[BEGIN Information shown]
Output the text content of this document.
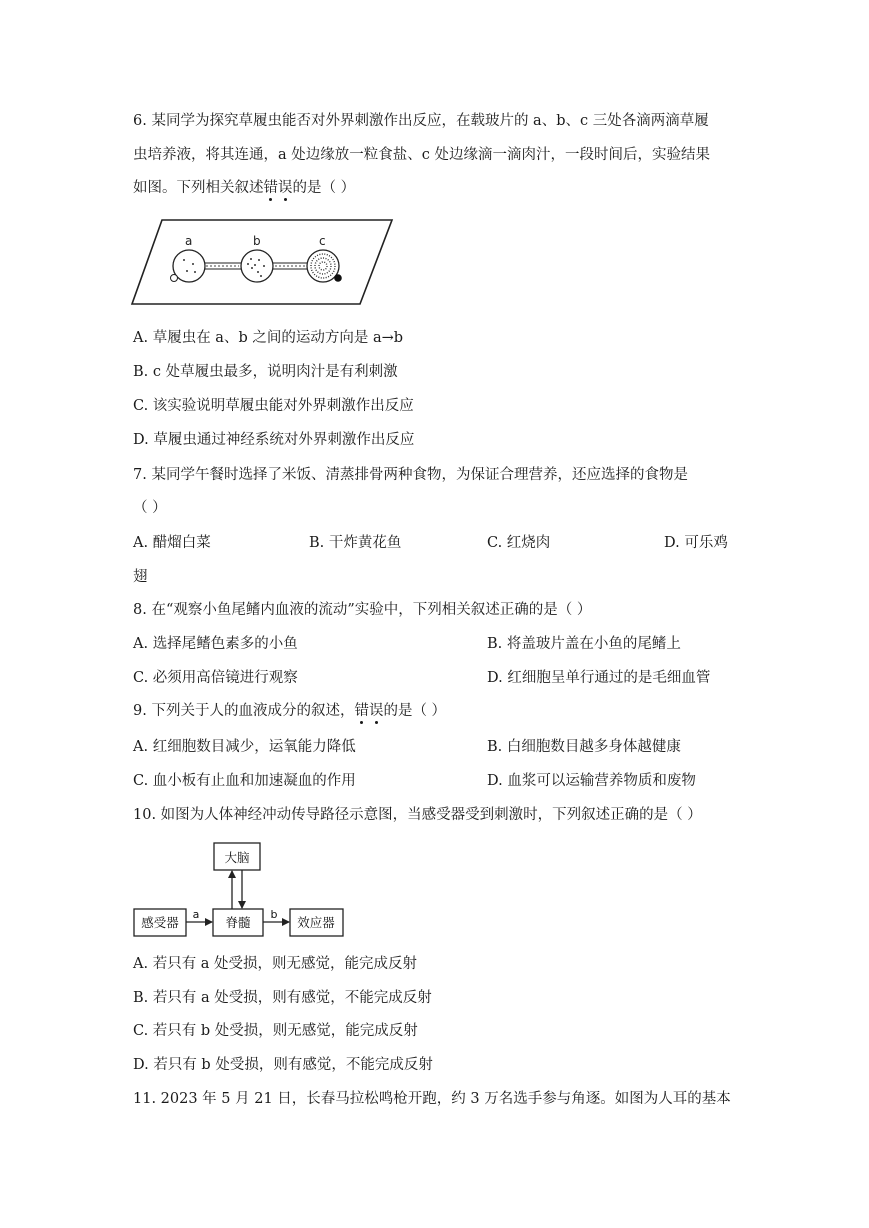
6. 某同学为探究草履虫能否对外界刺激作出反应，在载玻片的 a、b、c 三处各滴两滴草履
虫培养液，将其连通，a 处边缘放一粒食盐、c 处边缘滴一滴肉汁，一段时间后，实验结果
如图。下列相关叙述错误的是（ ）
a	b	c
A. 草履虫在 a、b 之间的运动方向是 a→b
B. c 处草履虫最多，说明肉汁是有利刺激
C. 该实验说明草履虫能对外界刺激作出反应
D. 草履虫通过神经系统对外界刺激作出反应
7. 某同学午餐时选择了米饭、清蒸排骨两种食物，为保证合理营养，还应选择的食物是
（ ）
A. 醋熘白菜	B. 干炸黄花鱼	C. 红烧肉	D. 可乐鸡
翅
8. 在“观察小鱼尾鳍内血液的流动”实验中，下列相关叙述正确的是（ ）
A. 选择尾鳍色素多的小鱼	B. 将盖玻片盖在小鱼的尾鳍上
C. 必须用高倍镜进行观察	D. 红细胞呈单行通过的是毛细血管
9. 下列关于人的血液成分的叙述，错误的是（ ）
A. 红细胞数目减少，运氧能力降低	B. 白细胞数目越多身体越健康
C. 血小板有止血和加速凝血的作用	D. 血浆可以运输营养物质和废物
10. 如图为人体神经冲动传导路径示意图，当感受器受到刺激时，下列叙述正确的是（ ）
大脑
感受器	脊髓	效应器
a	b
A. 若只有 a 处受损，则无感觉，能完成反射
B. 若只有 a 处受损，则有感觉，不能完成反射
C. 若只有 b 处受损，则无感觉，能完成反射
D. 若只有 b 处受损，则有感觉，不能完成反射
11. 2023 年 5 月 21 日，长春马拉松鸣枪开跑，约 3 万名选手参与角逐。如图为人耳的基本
[END Information shown]
[BEGIN Information shown]
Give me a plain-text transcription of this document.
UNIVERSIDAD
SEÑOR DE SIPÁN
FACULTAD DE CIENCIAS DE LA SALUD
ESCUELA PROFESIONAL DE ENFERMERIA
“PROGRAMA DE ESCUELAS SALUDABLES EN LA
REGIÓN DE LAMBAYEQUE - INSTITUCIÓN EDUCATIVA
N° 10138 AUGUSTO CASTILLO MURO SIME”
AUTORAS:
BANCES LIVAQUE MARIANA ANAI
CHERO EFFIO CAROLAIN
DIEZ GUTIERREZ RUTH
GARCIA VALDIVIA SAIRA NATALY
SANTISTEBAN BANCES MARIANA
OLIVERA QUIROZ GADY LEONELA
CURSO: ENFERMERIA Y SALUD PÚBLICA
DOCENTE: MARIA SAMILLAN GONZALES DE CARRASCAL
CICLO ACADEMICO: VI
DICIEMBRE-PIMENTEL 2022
[END Information shown]
[BEGIN Information shown]
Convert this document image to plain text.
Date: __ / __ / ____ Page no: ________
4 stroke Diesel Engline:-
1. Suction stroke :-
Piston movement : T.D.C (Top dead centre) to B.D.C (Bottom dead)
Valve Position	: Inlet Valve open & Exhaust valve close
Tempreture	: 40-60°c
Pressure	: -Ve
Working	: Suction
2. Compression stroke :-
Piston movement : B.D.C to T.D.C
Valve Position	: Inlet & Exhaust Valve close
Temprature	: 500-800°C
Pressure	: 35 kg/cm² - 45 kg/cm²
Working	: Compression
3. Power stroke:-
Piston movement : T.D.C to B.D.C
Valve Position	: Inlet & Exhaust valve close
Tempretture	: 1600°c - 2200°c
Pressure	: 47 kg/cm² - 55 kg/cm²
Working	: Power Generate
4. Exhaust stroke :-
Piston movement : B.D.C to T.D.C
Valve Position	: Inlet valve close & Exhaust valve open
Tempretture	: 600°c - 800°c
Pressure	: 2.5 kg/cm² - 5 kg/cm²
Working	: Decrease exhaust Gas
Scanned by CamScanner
[END Information shown]
> [The request]: Of the lines in the listing, how many hold the word "Valve"? Nothing but the number is needed.

> [The answer]: 4